▶ _REQUIRED WORK_
[1] Copy out the stretch of the book summary and review from "Summary: Gemma Doyle, sixteen" through "believe in it.".
[2] List every place named in the book summary and review.

▶ _EXCERPTED PASSAGE_
.....

Summary: Gemma Doyle, sixteen and proud, must leave the warmth of her childhood home in India for the rigid Spence Academy, a cold finishing school outside of London, followed by a stranger who bears puzzling warnings. Using her sharp tongue and agile mind, she navigates the stormy seas of friendship with high-born daughters and her roommate, a plain scholarship case. As Gemma discovers that her mother's death may have an otherworldly cause, and that she herself may have innate powers, Gemma is forced to face her own frightening, yet exciting destiny . . . if only she can believe in it.

Review: I read this book because Nina forgot what happened in it. It lives up to my first impression of it: Nina the genius forgot what happened in it = I will forget about it. The characters were cliché, the events were cliché, the plot was predictable and the* (SPOILER).The characters were so stupid at times that I couldn't understand why the took certain actions to the extent that I didn't really care when **(SPOILER). That's not very good. I thought the characters were together because of their own personal benifit and that the didn't really care about eachother that The idea of the main characters shadowing the actions of people in the past old one but I thought that the way it was linked to the main characters was decent and explained well. The scenes in the garden was alright at first but I thought that Gemma argued with her mother too much and that it slowed down the pacing of the plot.

.....

▶ _INFORMATION PROVIDED_
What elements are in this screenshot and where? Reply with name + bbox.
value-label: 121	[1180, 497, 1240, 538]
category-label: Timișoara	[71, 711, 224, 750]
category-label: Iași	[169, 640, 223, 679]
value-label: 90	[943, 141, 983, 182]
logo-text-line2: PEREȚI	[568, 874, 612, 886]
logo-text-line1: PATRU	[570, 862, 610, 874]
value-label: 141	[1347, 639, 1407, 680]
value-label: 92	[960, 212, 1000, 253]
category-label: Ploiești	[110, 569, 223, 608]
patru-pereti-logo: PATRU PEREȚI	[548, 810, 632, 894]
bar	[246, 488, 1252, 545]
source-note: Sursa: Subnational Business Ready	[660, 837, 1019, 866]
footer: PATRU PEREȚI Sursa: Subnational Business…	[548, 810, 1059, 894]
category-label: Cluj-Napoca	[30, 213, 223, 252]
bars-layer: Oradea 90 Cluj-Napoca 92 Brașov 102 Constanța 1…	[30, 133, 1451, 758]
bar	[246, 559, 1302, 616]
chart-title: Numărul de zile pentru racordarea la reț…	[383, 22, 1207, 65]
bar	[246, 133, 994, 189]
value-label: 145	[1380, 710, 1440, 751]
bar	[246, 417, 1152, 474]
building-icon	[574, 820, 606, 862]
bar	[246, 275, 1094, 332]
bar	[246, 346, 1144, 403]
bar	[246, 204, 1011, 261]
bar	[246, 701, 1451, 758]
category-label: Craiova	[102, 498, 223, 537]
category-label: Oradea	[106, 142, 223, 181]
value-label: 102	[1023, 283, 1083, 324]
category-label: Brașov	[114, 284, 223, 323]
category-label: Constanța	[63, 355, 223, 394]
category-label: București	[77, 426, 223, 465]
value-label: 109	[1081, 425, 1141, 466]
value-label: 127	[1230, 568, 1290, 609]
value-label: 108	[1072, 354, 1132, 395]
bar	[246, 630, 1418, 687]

.....

▶ _TASK RESPONSES_
[1]
Summary: Gemma Doyle, sixteen and proud, must leave the warmth of her childhood home in India for the rigid Spence Academy, a cold finishing school outside of London, followed by a stranger who bears puzzling warnings. Using her sharp tongue and agile mind, she navigates the stormy seas of friendship with high-born daughters and her roommate, a plain scholarship case. As Gemma discovers that her mother's death may have an otherworldly cause, and that she herself may have innate powers, Gemma is forced to face her own frightening, yet exciting destiny . . . if only she can believe in it.

[2]
India
Spence Academy
London